[Problem details]
In the listing below, find every line with the string "this" and pull it out.

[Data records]
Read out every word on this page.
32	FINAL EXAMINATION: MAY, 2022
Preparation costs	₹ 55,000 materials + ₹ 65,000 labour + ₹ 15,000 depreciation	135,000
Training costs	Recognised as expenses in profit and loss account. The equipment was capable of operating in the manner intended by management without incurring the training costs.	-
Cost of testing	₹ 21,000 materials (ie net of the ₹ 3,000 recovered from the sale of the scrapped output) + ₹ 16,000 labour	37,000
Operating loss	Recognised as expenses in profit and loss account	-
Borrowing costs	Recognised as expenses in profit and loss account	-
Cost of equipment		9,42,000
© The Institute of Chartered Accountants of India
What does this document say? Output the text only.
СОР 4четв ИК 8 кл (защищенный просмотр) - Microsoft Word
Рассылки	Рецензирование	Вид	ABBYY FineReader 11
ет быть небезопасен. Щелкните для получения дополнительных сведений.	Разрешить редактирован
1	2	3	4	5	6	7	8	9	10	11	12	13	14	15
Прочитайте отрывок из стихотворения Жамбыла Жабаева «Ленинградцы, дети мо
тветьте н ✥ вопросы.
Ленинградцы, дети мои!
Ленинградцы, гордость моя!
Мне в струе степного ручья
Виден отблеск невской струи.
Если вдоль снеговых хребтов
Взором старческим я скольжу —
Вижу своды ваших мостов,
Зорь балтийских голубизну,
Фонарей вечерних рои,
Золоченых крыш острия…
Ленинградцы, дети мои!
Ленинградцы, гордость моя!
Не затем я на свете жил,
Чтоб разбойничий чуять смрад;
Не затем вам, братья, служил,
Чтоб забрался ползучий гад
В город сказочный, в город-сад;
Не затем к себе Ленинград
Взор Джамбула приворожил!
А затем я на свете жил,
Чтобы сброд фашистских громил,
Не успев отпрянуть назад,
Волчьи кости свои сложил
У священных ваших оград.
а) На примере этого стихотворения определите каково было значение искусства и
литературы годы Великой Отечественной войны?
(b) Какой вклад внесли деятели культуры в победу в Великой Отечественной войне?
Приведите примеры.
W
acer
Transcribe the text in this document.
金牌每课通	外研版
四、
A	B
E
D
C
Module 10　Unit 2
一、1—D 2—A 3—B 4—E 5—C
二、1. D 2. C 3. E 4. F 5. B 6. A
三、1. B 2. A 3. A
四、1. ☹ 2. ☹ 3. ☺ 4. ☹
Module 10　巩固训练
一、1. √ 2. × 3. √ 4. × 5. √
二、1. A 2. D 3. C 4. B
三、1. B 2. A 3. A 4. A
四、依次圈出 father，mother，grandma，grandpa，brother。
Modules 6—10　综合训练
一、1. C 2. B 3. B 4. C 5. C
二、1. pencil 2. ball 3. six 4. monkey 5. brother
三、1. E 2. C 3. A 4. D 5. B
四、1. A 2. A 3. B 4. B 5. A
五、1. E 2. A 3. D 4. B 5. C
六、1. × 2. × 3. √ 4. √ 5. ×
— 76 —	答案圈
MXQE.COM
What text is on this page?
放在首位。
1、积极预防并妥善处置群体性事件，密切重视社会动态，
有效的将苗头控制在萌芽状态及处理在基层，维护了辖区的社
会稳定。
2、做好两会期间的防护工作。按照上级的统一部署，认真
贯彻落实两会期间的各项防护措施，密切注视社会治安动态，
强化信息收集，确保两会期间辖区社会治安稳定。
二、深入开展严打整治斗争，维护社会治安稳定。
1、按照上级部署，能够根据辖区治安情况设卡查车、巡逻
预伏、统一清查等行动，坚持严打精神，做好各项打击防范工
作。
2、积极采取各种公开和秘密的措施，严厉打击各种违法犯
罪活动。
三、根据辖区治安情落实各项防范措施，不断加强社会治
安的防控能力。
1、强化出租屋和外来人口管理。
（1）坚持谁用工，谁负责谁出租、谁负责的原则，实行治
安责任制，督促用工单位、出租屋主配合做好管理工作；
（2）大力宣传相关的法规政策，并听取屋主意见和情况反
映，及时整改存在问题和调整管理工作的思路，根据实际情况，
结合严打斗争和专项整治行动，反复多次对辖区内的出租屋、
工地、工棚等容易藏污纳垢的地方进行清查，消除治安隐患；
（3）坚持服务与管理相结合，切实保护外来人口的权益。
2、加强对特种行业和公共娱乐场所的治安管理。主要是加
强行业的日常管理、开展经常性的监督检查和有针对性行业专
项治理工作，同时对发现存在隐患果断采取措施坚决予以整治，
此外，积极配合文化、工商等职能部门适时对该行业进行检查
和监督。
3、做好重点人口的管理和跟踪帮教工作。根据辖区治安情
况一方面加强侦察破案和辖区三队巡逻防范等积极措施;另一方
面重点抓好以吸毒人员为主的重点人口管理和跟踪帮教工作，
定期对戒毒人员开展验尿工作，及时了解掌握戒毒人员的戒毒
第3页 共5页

[Result]
Read out every word on this page.
What does this document say? Output the text only.
Transcribe the text in this document.
What text is on this page?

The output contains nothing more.